*Work required*: All material below is to be reproduced exactly.
-- BEGIN Exercise materials --
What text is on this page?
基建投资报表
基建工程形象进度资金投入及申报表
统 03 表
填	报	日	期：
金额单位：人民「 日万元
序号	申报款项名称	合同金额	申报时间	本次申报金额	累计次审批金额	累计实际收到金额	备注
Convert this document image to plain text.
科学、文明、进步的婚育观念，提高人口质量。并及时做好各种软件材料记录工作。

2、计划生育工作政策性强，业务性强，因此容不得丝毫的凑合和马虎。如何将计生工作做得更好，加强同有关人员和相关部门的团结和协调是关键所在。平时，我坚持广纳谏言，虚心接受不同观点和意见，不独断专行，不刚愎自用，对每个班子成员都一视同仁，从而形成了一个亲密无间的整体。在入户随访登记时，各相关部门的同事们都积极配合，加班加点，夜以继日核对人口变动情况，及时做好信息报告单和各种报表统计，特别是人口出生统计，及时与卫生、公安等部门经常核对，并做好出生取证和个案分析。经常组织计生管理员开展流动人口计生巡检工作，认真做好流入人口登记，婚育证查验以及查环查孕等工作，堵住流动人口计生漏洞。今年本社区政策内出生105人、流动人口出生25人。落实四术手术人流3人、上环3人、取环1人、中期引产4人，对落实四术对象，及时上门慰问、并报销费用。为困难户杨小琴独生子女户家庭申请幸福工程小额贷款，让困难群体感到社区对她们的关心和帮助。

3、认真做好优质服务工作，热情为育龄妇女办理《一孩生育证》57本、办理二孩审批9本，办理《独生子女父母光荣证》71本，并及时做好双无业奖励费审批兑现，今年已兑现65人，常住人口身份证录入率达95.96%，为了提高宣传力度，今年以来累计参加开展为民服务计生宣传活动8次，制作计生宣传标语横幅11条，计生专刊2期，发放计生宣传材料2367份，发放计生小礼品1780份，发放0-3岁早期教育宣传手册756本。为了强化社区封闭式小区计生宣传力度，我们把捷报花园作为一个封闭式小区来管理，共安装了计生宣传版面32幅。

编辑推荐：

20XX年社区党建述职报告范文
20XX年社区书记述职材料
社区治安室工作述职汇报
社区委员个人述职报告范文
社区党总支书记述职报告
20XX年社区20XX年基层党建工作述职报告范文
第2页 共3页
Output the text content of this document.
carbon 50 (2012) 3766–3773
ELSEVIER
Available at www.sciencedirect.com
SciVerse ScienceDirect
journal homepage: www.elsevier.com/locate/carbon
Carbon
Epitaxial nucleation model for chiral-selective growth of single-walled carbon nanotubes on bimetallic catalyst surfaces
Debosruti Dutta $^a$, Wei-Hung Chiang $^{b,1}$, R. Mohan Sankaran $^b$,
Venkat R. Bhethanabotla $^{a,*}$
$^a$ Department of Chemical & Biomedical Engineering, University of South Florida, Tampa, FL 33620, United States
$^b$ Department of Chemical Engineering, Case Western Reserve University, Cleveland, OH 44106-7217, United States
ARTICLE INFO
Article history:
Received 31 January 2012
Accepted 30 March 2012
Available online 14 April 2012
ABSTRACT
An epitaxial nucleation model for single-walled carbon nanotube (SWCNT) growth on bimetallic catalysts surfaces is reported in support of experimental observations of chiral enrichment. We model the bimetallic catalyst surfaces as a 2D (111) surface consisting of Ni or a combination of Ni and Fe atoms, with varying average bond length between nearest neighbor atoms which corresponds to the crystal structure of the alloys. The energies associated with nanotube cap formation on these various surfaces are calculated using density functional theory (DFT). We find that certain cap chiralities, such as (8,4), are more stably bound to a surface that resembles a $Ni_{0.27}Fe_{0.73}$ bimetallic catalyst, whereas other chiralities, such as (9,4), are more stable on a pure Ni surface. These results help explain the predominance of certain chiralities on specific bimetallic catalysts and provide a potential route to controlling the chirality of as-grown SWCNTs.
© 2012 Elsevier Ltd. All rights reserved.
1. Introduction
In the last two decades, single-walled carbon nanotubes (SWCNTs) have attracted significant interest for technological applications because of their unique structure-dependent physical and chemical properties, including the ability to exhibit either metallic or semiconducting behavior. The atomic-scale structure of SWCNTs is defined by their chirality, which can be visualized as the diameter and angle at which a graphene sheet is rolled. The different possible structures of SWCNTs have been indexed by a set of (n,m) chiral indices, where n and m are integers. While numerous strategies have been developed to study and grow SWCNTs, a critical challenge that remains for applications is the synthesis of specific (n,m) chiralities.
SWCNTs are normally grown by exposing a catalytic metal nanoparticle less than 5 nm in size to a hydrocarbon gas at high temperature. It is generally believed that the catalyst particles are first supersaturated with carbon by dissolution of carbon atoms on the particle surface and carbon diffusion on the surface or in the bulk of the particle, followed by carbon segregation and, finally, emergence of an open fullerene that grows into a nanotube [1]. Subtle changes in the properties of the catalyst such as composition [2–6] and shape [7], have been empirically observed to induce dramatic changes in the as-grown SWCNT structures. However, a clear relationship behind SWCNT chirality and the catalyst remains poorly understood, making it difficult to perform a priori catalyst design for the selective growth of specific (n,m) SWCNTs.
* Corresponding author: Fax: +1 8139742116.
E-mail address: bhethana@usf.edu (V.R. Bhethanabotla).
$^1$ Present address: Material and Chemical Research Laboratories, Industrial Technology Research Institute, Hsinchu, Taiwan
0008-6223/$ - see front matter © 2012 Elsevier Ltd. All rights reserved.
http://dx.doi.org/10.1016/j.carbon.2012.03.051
-- END Exercise materials --
*Output of the exercise*:
What text is on this page?
基建投资报表
基建工程形象进度资金投入及申报表
统 03 表
填	报	日	期：
金额单位：人民「 日万元
序号	申报款项名称	合同金额	申报时间	本次申报金额	累计次审批金额	累计实际收到金额	备注
Convert this document image to plain text.
科学、文明、进步的婚育观念，提高人口质量。并及时做好各种软件材料记录工作。

2、计划生育工作政策性强，业务性强，因此容不得丝毫的凑合和马虎。如何将计生工作做得更好，加强同有关人员和相关部门的团结和协调是关键所在。平时，我坚持广纳谏言，虚心接受不同观点和意见，不独断专行，不刚愎自用，对每个班子成员都一视同仁，从而形成了一个亲密无间的整体。在入户随访登记时，各相关部门的同事们都积极配合，加班加点，夜以继日核对人口变动情况，及时做好信息报告单和各种报表统计，特别是人口出生统计，及时与卫生、公安等部门经常核对，并做好出生取证和个案分析。经常组织计生管理员开展流动人口计生巡检工作，认真做好流入人口登记，婚育证查验以及查环查孕等工作，堵住流动人口计生漏洞。今年本社区政策内出生105人、流动人口出生25人。落实四术手术人流3人、上环3人、取环1人、中期引产4人，对落实四术对象，及时上门慰问、并报销费用。为困难户杨小琴独生子女户家庭申请幸福工程小额贷款，让困难群体感到社区对她们的关心和帮助。

3、认真做好优质服务工作，热情为育龄妇女办理《一孩生育证》57本、办理二孩审批9本，办理《独生子女父母光荣证》71本，并及时做好双无业奖励费审批兑现，今年已兑现65人，常住人口身份证录入率达95.96%，为了提高宣传力度，今年以来累计参加开展为民服务计生宣传活动8次，制作计生宣传标语横幅11条，计生专刊2期，发放计生宣传材料2367份，发放计生小礼品1780份，发放0-3岁早期教育宣传手册756本。为了强化社区封闭式小区计生宣传力度，我们把捷报花园作为一个封闭式小区来管理，共安装了计生宣传版面32幅。

编辑推荐：

20XX年社区党建述职报告范文
20XX年社区书记述职材料
社区治安室工作述职汇报
社区委员个人述职报告范文
社区党总支书记述职报告
20XX年社区20XX年基层党建工作述职报告范文
第2页 共3页
Output the text content of this document.
carbon 50 (2012) 3766–3773
ELSEVIER
Available at www.sciencedirect.com
SciVerse ScienceDirect
journal homepage: www.elsevier.com/locate/carbon
Carbon
Epitaxial nucleation model for chiral-selective growth of single-walled carbon nanotubes on bimetallic catalyst surfaces
Debosruti Dutta $^a$, Wei-Hung Chiang $^{b,1}$, R. Mohan Sankaran $^b$,
Venkat R. Bhethanabotla $^{a,*}$
$^a$ Department of Chemical & Biomedical Engineering, University of South Florida, Tampa, FL 33620, United States
$^b$ Department of Chemical Engineering, Case Western Reserve University, Cleveland, OH 44106-7217, United States
ARTICLE INFO
Article history:
Received 31 January 2012
Accepted 30 March 2012
Available online 14 April 2012
ABSTRACT
An epitaxial nucleation model for single-walled carbon nanotube (SWCNT) growth on bimetallic catalysts surfaces is reported in support of experimental observations of chiral enrichment. We model the bimetallic catalyst surfaces as a 2D (111) surface consisting of Ni or a combination of Ni and Fe atoms, with varying average bond length between nearest neighbor atoms which corresponds to the crystal structure of the alloys. The energies associated with nanotube cap formation on these various surfaces are calculated using density functional theory (DFT). We find that certain cap chiralities, such as (8,4), are more stably bound to a surface that resembles a $Ni_{0.27}Fe_{0.73}$ bimetallic catalyst, whereas other chiralities, such as (9,4), are more stable on a pure Ni surface. These results help explain the predominance of certain chiralities on specific bimetallic catalysts and provide a potential route to controlling the chirality of as-grown SWCNTs.
© 2012 Elsevier Ltd. All rights reserved.
1. Introduction
In the last two decades, single-walled carbon nanotubes (SWCNTs) have attracted significant interest for technological applications because of their unique structure-dependent physical and chemical properties, including the ability to exhibit either metallic or semiconducting behavior. The atomic-scale structure of SWCNTs is defined by their chirality, which can be visualized as the diameter and angle at which a graphene sheet is rolled. The different possible structures of SWCNTs have been indexed by a set of (n,m) chiral indices, where n and m are integers. While numerous strategies have been developed to study and grow SWCNTs, a critical challenge that remains for applications is the synthesis of specific (n,m) chiralities.
SWCNTs are normally grown by exposing a catalytic metal nanoparticle less than 5 nm in size to a hydrocarbon gas at high temperature. It is generally believed that the catalyst particles are first supersaturated with carbon by dissolution of carbon atoms on the particle surface and carbon diffusion on the surface or in the bulk of the particle, followed by carbon segregation and, finally, emergence of an open fullerene that grows into a nanotube [1]. Subtle changes in the properties of the catalyst such as composition [2–6] and shape [7], have been empirically observed to induce dramatic changes in the as-grown SWCNT structures. However, a clear relationship behind SWCNT chirality and the catalyst remains poorly understood, making it difficult to perform a priori catalyst design for the selective growth of specific (n,m) SWCNTs.
* Corresponding author: Fax: +1 8139742116.
E-mail address: bhethana@usf.edu (V.R. Bhethanabotla).
$^1$ Present address: Material and Chemical Research Laboratories, Industrial Technology Research Institute, Hsinchu, Taiwan
0008-6223/$ - see front matter © 2012 Elsevier Ltd. All rights reserved.
http://dx.doi.org/10.1016/j.carbon.2012.03.051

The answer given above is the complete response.